• Information shown
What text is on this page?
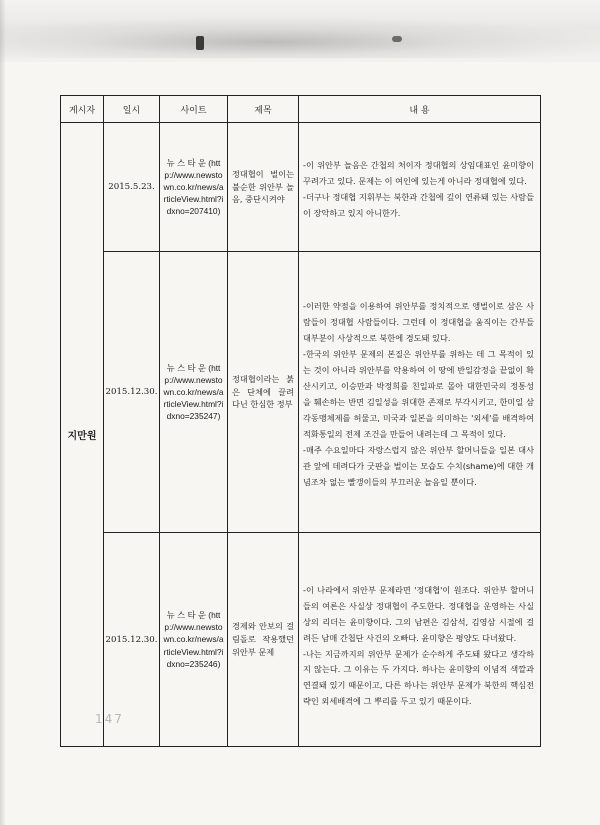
게시자	일시	사이트	제목	내 용
지만원	2015.5.23.	뉴 스 타 운 (http://www.newstown.co.kr/news/articleView.html?idxno=207410)	정대협이 벌이는 불순한 위안부 놀음, 중단시켜야	-이 위안부 놀음은 간첩의 처이자 정대협의 상임대표인 윤미향이 꾸려가고 있다. 문제는 이 여인에 있는게 아니라 정대협에 있다.

-더구나 정대협 지휘부는 북한과 간첩에 깊이 연류돼 있는 사람들이 장악하고 있지 아니한가.

	2015.12.30.	뉴 스 타 운 (http://www.newstown.co.kr/news/articleView.html?idxno=235247)	정대협이라는 붉은 단체에 끌려 다닌 한심한 정부	-이러한 약점을 이용하여 위안부를 정치적으로 앵벌이로 삼은 사람들이 정대협 사람들이다. 그런데 이 정대협을 움직이는 간부들 대부분이 사상적으로 북한에 경도돼 있다.

-한국의 위안부 문제의 본질은 위안부를 위하는 데 그 목적이 있는 것이 아니라 위안부를 악용하여 이 땅에 반일감정을 끝없이 확산시키고, 이승만과 박정희를 친일파로 몰아 대한민국의 정통성을 훼손하는 반면 김일성을 위대한 존재로 부각시키고, 한미일 삼각동맹체제를 허물고, 미국과 일본을 의미하는 '외세'를 배격하여 적화통일의 전제 조건을 만들어 내려는데 그 목적이 있다.

-매주 수요일마다 자랑스럽지 않은 위안부 할머니들을 일본 대사관 앞에 데려다가 굿판을 벌이는 모습도 수치(shame)에 대한 개념조차 없는 빨갱이들의 부끄러운 놀음일 뿐이다.

	2015.12.30.	뉴 스 타 운 (http://www.newstown.co.kr/news/articleView.html?idxno=235246)	경제와 안보의 걸림돌로 작용했던 위안부 문제	-이 나라에서 위안부 문제라면 '정대협'이 원조다. 위안부 할머니들의 여론은 사실상 정대협이 주도한다. 정대협을 운영하는 사실상의 리더는 윤미향이다. 그의 남편은 김삼석, 김영삼 시절에 걸려든 남매 간첩단 사건의 오빠다. 윤미향은 평양도 다녀왔다.

-나는 지금까지의 위안부 문제가 순수하게 주도돼 왔다고 생각하지 않는다. 그 이유는 두 가지다. 하나는 윤미향의 이념적 색깔과 연결돼 있기 때문이고, 다른 하나는 위안부 문제가 북한의 핵심전략인 외세배격에 그 뿌리를 두고 있기 때문이다.

147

• What needs to be done
Write out each line of the data that holds the string "정대협을".

• Solution to this task
	2015.12.30.	뉴 스 타 운 (http://www.newstown.co.kr/news/articleView.html?idxno=235247)	정대협이라는 붉은 단체에 끌려 다닌 한심한 정부	-이러한 약점을 이용하여 위안부를 정치적으로 앵벌이로 삼은 사람들이 정대협 사람들이다. 그런데 이 정대협을 움직이는 간부들 대부분이 사상적으로 북한에 경도돼 있다.
	2015.12.30.	뉴 스 타 운 (http://www.newstown.co.kr/news/articleView.html?idxno=235246)	경제와 안보의 걸림돌로 작용했던 위안부 문제	-이 나라에서 위안부 문제라면 '정대협'이 원조다. 위안부 할머니들의 여론은 사실상 정대협이 주도한다. 정대협을 운영하는 사실상의 리더는 윤미향이다. 그의 남편은 김삼석, 김영삼 시절에 걸려든 남매 간첩단 사건의 오빠다. 윤미향은 평양도 다녀왔다.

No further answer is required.